What you are asked to do → Can you copy the items word for word, starting at the very first line and ending at the line that contains "series-line [76,172,417,258]", with both of those lines included?

Records shown →
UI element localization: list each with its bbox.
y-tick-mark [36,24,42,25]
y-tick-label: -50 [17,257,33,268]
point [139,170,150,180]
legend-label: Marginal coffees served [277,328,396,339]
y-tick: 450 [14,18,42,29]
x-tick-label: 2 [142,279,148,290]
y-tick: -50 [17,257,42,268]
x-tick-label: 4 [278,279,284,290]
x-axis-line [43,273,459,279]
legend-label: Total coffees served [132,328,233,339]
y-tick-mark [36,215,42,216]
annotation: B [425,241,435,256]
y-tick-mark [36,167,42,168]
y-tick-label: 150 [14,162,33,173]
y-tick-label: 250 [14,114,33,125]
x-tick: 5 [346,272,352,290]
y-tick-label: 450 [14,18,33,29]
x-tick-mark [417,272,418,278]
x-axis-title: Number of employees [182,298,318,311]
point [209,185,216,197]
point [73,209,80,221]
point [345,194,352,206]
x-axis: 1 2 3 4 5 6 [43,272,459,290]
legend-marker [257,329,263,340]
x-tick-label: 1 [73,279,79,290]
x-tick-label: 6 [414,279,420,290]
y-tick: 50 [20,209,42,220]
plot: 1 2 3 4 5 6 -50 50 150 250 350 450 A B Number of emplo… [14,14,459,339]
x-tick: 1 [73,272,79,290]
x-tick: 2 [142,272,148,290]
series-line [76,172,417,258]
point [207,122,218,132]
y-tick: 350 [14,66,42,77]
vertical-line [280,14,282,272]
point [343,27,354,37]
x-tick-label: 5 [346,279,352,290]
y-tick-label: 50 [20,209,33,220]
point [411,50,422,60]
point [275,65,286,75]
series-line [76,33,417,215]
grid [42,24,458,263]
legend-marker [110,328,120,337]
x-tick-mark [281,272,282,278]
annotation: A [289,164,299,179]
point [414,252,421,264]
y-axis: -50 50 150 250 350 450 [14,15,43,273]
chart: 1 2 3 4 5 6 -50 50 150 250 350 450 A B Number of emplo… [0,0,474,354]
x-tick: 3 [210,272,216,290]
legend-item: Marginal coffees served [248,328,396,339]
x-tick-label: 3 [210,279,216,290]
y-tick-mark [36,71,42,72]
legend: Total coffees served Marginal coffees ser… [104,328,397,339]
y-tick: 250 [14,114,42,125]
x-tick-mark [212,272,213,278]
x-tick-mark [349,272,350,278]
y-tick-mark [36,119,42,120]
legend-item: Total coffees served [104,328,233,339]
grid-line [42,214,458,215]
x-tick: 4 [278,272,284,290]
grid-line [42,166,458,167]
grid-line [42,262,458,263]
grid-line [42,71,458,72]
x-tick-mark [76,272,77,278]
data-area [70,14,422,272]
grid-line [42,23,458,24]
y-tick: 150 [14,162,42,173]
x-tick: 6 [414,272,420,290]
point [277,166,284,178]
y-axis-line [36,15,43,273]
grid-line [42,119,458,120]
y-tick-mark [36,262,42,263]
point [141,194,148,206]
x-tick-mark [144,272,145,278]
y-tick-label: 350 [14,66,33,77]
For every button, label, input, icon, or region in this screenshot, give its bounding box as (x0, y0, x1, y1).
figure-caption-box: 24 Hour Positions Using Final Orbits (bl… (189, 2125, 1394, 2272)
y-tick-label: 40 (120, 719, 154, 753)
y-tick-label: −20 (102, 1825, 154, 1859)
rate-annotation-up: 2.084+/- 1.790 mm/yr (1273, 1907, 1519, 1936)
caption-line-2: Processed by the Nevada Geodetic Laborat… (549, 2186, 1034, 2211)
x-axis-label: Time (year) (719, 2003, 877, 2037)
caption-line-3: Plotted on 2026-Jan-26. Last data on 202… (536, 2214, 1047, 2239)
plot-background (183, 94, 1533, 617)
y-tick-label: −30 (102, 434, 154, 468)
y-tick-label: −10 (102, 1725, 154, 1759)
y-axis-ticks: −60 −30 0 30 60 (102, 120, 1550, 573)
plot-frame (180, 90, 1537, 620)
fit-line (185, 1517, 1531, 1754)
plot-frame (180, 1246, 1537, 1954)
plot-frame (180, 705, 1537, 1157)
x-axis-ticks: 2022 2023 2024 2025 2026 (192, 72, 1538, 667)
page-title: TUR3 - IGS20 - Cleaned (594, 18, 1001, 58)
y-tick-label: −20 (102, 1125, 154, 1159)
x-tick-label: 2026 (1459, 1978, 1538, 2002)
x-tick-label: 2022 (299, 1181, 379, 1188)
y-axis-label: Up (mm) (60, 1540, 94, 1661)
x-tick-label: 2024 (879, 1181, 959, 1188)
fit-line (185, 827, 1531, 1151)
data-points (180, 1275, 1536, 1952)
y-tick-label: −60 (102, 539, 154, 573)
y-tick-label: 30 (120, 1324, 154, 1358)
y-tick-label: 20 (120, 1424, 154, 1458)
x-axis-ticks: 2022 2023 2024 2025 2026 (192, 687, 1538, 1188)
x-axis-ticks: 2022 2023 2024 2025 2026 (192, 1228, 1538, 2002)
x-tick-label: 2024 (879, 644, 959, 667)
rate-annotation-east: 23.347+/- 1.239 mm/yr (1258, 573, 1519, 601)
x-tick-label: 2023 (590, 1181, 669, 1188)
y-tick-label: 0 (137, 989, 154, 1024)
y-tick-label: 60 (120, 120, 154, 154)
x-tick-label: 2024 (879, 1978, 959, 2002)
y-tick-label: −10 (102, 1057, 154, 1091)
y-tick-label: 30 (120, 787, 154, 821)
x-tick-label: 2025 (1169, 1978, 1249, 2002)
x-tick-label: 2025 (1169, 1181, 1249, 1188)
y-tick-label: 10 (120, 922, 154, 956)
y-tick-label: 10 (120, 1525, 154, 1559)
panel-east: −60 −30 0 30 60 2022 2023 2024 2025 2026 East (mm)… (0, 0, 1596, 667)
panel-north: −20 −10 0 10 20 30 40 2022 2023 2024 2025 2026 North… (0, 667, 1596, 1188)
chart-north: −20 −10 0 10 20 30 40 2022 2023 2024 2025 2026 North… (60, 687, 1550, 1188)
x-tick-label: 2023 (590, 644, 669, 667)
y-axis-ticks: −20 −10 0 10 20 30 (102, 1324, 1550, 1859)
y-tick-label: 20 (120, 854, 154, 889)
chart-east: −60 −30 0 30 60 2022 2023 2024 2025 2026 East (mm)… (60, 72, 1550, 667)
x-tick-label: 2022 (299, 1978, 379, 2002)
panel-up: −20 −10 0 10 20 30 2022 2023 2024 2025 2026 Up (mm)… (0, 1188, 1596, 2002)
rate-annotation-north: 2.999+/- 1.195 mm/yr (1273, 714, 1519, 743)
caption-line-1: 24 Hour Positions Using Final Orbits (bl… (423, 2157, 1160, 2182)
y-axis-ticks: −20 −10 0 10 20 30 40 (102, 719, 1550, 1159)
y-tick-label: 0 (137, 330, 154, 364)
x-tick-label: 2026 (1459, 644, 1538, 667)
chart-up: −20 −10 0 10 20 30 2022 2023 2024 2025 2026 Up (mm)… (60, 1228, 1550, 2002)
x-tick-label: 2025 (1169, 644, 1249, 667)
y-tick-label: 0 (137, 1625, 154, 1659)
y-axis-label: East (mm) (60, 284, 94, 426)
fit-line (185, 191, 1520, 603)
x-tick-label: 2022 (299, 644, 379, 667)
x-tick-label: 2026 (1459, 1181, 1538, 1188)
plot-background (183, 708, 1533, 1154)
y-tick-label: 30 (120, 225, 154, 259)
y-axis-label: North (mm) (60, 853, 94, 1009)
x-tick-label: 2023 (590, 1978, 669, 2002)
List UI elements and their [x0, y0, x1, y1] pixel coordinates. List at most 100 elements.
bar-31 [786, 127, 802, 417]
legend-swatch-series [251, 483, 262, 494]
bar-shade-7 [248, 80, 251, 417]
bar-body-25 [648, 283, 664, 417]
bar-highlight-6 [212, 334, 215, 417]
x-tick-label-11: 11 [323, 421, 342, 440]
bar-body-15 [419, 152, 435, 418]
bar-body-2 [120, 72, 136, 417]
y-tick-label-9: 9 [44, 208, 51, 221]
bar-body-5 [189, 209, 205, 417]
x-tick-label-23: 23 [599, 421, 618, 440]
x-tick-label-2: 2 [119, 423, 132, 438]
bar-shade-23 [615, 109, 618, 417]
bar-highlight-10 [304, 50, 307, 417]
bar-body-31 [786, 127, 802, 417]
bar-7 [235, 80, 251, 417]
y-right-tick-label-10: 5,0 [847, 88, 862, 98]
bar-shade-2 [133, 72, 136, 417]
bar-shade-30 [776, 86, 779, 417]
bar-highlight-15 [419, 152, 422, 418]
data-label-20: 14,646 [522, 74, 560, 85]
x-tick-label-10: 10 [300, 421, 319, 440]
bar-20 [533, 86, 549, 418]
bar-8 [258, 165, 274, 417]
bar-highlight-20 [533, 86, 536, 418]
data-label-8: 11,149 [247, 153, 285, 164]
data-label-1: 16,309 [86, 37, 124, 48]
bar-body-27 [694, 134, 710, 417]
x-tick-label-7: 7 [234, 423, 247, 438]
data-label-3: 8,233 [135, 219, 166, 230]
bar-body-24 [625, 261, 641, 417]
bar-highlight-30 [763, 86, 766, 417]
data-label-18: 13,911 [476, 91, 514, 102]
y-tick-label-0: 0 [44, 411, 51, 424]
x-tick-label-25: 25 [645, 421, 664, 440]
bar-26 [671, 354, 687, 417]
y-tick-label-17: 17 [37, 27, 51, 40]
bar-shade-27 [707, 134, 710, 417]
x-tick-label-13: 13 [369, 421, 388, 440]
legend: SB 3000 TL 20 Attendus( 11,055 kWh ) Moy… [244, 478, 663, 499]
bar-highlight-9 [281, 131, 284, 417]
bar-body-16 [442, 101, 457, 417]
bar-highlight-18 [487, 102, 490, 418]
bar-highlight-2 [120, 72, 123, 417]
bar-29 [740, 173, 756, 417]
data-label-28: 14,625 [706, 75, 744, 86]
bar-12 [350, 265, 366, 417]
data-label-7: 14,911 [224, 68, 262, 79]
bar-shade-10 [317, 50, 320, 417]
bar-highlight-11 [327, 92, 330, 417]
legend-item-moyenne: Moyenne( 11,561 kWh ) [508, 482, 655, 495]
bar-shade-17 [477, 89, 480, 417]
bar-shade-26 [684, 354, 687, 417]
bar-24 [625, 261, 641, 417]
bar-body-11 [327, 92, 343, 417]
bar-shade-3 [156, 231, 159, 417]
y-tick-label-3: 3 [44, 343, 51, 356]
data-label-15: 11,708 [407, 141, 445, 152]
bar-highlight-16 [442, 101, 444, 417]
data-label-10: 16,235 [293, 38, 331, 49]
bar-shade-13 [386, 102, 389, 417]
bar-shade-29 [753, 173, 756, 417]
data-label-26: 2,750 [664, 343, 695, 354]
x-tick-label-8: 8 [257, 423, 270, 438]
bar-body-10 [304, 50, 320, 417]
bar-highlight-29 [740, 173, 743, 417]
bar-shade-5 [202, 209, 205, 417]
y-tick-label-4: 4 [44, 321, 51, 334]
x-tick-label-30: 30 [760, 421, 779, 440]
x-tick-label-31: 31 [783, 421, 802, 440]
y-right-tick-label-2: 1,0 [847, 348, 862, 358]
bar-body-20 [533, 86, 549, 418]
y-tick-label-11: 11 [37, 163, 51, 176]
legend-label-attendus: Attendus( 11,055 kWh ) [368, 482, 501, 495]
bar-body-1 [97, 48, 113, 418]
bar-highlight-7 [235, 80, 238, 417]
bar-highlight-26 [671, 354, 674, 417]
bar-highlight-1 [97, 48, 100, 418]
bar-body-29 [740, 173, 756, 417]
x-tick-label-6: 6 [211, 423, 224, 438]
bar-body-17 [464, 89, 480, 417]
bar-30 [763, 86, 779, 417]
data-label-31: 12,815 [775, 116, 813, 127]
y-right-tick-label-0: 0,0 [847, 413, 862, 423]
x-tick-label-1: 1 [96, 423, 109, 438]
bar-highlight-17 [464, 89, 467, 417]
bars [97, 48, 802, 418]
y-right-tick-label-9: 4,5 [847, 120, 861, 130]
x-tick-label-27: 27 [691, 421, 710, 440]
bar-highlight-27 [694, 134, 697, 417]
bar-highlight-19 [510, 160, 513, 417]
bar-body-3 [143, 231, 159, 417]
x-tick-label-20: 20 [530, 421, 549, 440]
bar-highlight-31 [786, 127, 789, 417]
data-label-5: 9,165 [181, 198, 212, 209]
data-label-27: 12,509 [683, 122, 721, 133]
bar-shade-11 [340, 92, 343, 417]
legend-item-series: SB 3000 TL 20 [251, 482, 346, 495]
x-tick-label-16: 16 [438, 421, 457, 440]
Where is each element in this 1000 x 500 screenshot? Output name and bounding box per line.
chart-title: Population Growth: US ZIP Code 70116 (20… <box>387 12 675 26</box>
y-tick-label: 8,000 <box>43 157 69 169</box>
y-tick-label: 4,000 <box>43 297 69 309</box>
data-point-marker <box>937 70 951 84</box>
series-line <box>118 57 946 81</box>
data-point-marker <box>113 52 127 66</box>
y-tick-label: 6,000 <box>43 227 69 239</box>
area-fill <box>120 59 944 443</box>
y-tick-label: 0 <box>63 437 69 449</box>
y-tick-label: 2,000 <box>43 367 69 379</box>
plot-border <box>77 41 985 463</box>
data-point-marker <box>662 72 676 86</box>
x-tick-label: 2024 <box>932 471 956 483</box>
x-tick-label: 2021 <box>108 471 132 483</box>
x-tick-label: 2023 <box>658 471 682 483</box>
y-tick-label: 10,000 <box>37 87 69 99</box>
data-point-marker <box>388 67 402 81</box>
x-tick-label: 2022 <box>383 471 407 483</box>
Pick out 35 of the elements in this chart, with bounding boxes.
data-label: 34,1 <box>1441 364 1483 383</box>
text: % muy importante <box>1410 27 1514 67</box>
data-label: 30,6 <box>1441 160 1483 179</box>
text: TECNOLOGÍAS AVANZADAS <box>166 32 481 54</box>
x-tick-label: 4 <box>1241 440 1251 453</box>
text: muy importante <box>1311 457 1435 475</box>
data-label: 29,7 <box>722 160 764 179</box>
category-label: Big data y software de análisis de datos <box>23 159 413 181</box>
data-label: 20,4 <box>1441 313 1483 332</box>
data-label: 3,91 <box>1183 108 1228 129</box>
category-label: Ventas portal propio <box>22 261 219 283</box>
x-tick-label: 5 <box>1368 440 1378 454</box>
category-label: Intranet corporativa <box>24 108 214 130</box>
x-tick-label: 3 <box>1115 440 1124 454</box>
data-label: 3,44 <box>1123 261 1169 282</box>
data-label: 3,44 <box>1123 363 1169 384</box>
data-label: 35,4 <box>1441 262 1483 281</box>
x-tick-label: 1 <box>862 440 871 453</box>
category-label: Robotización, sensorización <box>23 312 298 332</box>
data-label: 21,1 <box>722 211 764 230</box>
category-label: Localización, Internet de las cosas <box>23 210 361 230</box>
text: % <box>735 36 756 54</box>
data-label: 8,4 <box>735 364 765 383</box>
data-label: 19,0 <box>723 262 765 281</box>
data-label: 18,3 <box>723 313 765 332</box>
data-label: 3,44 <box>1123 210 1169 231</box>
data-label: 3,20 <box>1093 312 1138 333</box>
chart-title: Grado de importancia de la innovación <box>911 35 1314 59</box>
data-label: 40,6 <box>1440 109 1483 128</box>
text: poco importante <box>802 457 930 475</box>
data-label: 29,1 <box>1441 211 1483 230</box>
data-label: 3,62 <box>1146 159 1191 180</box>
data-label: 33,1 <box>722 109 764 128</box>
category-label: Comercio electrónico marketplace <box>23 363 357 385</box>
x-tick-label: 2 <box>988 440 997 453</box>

Response to the task →
UI element localization: list each with its bbox.
y-tick-mark [36,24,42,25]
y-tick-label: -50 [17,257,33,268]
point [139,170,150,180]
legend-label: Marginal coffees served [277,328,396,339]
y-tick: 450 [14,18,42,29]
x-tick-label: 2 [142,279,148,290]
y-tick: -50 [17,257,42,268]
x-tick-label: 4 [278,279,284,290]
x-axis-line [43,273,459,279]
legend-label: Total coffees served [132,328,233,339]
y-tick-mark [36,215,42,216]
annotation: B [425,241,435,256]
y-tick-mark [36,167,42,168]
y-tick-label: 150 [14,162,33,173]
y-tick-label: 250 [14,114,33,125]
x-tick: 5 [346,272,352,290]
y-tick-label: 450 [14,18,33,29]
x-tick-mark [417,272,418,278]
x-axis-title: Number of employees [182,298,318,311]
point [209,185,216,197]
point [73,209,80,221]
point [345,194,352,206]
x-axis: 1 2 3 4 5 6 [43,272,459,290]
legend-marker [257,329,263,340]
x-tick-label: 1 [73,279,79,290]
x-tick-label: 6 [414,279,420,290]
y-tick: 50 [20,209,42,220]
plot: 1 2 3 4 5 6 -50 50 150 250 350 450 A B Number of emplo… [14,14,459,339]
x-tick: 1 [73,272,79,290]
x-tick: 2 [142,272,148,290]
series-line [76,172,417,258]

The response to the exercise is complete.